* begin Material to process *

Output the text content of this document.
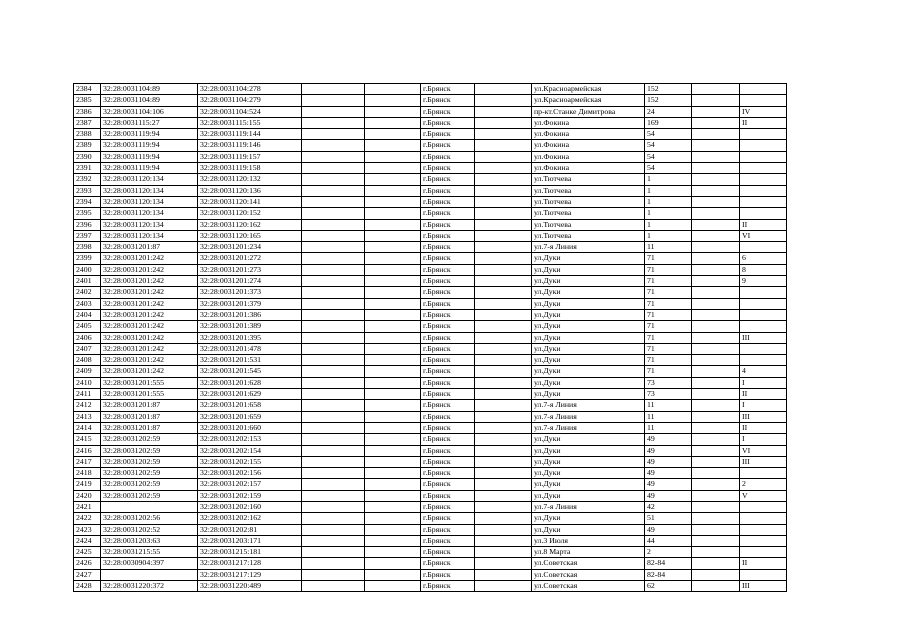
2384	32:28:0031104:89	32:28:0031104:278			г.Брянск		ул.Красноармейская	152		
2385	32:28:0031104:89	32:28:0031104:279			г.Брянск		ул.Красноармейская	152		
2386	32:28:0031104:106	32:28:0031104:524			г.Брянск		пр-кт.Станке Димитрова	24		IV
2387	32:28:0031115:27	32:28:0031115:155			г.Брянск		ул.Фокина	169		II
2388	32:28:0031119:94	32:28:0031119:144			г.Брянск		ул.Фокина	54		
2389	32:28:0031119:94	32:28:0031119:146			г.Брянск		ул.Фокина	54		
2390	32:28:0031119:94	32:28:0031119:157			г.Брянск		ул.Фокина	54		
2391	32:28:0031119:94	32:28:0031119:158			г.Брянск		ул.Фокина	54		
2392	32:28:0031120:134	32:28:0031120:132			г.Брянск		ул.Тютчева	1		
2393	32:28:0031120:134	32:28:0031120:136			г.Брянск		ул.Тютчева	1		
2394	32:28:0031120:134	32:28:0031120:141			г.Брянск		ул.Тютчева	1		
2395	32:28:0031120:134	32:28:0031120:152			г.Брянск		ул.Тютчева	1		
2396	32:28:0031120:134	32:28:0031120:162			г.Брянск		ул.Тютчева	1		II
2397	32:28:0031120:134	32:28:0031120:165			г.Брянск		ул.Тютчева	1		VI
2398	32:28:0031201:87	32:28:0031201:234			г.Брянск		ул.7-я Линия	11		
2399	32:28:0031201:242	32:28:0031201:272			г.Брянск		ул.Дуки	71		6
2400	32:28:0031201:242	32:28:0031201:273			г.Брянск		ул.Дуки	71		8
2401	32:28:0031201:242	32:28:0031201:274			г.Брянск		ул.Дуки	71		9
2402	32:28:0031201:242	32:28:0031201:373			г.Брянск		ул.Дуки	71		
2403	32:28:0031201:242	32:28:0031201:379			г.Брянск		ул.Дуки	71		
2404	32:28:0031201:242	32:28:0031201:386			г.Брянск		ул.Дуки	71		
2405	32:28:0031201:242	32:28:0031201:389			г.Брянск		ул.Дуки	71		
2406	32:28:0031201:242	32:28:0031201:395			г.Брянск		ул.Дуки	71		III
2407	32:28:0031201:242	32:28:0031201:478			г.Брянск		ул.Дуки	71		
2408	32:28:0031201:242	32:28:0031201:531			г.Брянск		ул.Дуки	71		
2409	32:28:0031201:242	32:28:0031201:545			г.Брянск		ул.Дуки	71		4
2410	32:28:0031201:555	32:28:0031201:628			г.Брянск		ул.Дуки	73		I
2411	32:28:0031201:555	32:28:0031201:629			г.Брянск		ул.Дуки	73		II
2412	32:28:0031201:87	32:28:0031201:658			г.Брянск		ул.7-я Линия	11		I
2413	32:28:0031201:87	32:28:0031201:659			г.Брянск		ул.7-я Линия	11		III
2414	32:28:0031201:87	32:28:0031201:660			г.Брянск		ул.7-я Линия	11		II
2415	32:28:0031202:59	32:28:0031202:153			г.Брянск		ул.Дуки	49		I
2416	32:28:0031202:59	32:28:0031202:154			г.Брянск		ул.Дуки	49		VI
2417	32:28:0031202:59	32:28:0031202:155			г.Брянск		ул.Дуки	49		III
2418	32:28:0031202:59	32:28:0031202:156			г.Брянск		ул.Дуки	49		
2419	32:28:0031202:59	32:28:0031202:157			г.Брянск		ул.Дуки	49		2
2420	32:28:0031202:59	32:28:0031202:159			г.Брянск		ул.Дуки	49		V
2421		32:28:0031202:160			г.Брянск		ул.7-я Линия	42		
2422	32:28:0031202:56	32:28:0031202:162			г.Брянск		ул.Дуки	51		
2423	32:28:0031202:52	32:28:0031202:81			г.Брянск		ул.Дуки	49		
2424	32:28:0031203:63	32:28:0031203:171			г.Брянск		ул.3 Июля	44		
2425	32:28:0031215:55	32:28:0031215:181			г.Брянск		ул.8 Марта	2		
2426	32:28:0030904:397	32:28:0031217:128			г.Брянск		ул.Советская	82-84		II
2427		32:28:0031217:129			г.Брянск		ул.Советская	82-84		
2428	32:28:0031220:372	32:28:0031220:489			г.Брянск		ул.Советская	62		III
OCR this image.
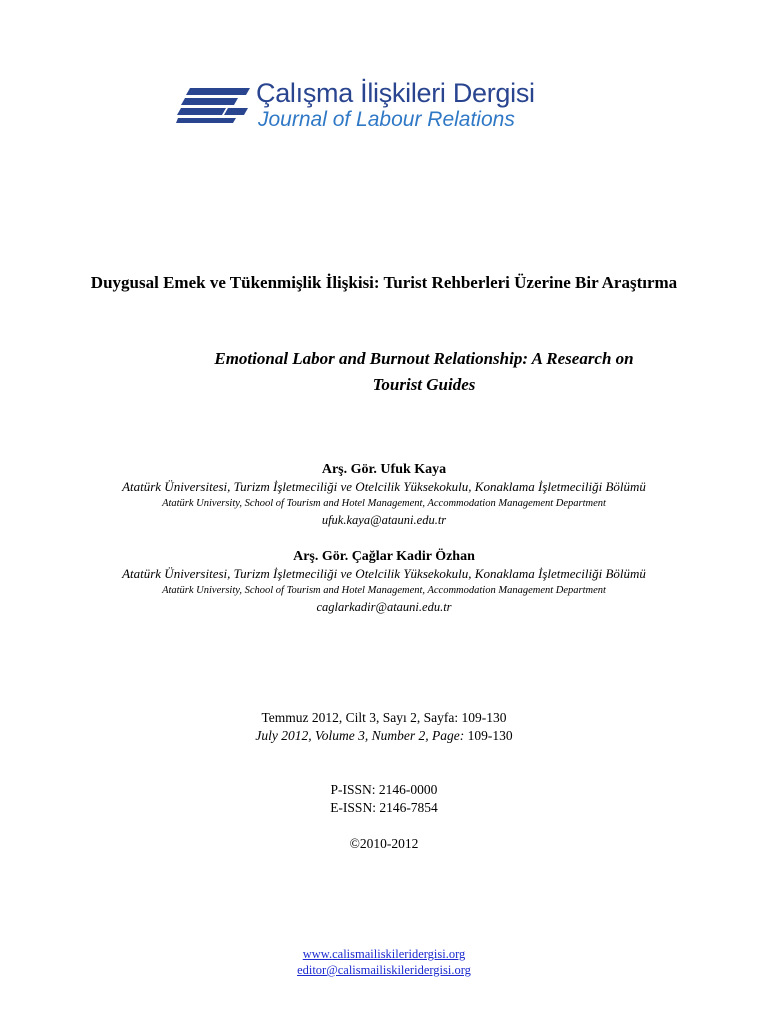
Çalışma İlişkileri Dergisi
Journal of Labour Relations
Duygusal Emek ve Tükenmişlik İlişkisi: Turist Rehberleri Üzerine Bir Araştırma
Emotional Labor and Burnout Relationship: A Research on
Tourist Guides
Arş. Gör. Ufuk Kaya
Atatürk Üniversitesi, Turizm İşletmeciliği ve Otelcilik Yüksekokulu, Konaklama İşletmeciliği Bölümü
Atatürk University, School of Tourism and Hotel Management, Accommodation Management Department
ufuk.kaya@atauni.edu.tr
Arş. Gör. Çağlar Kadir Özhan
Atatürk Üniversitesi, Turizm İşletmeciliği ve Otelcilik Yüksekokulu, Konaklama İşletmeciliği Bölümü
Atatürk University, School of Tourism and Hotel Management, Accommodation Management Department
caglarkadir@atauni.edu.tr
Temmuz 2012, Cilt 3, Sayı 2, Sayfa: 109-130
July 2012, Volume 3, Number 2, Page: 109-130
P-ISSN: 2146-0000
E-ISSN: 2146-7854
©2010-2012
www.calismailiskileridergisi.org
editor@calismailiskileridergisi.org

* end Material to process *

> _Goal_: Copy out each line of the material that holds the word "this".

> _Result_:
Output the text content of this document.
OCR this image.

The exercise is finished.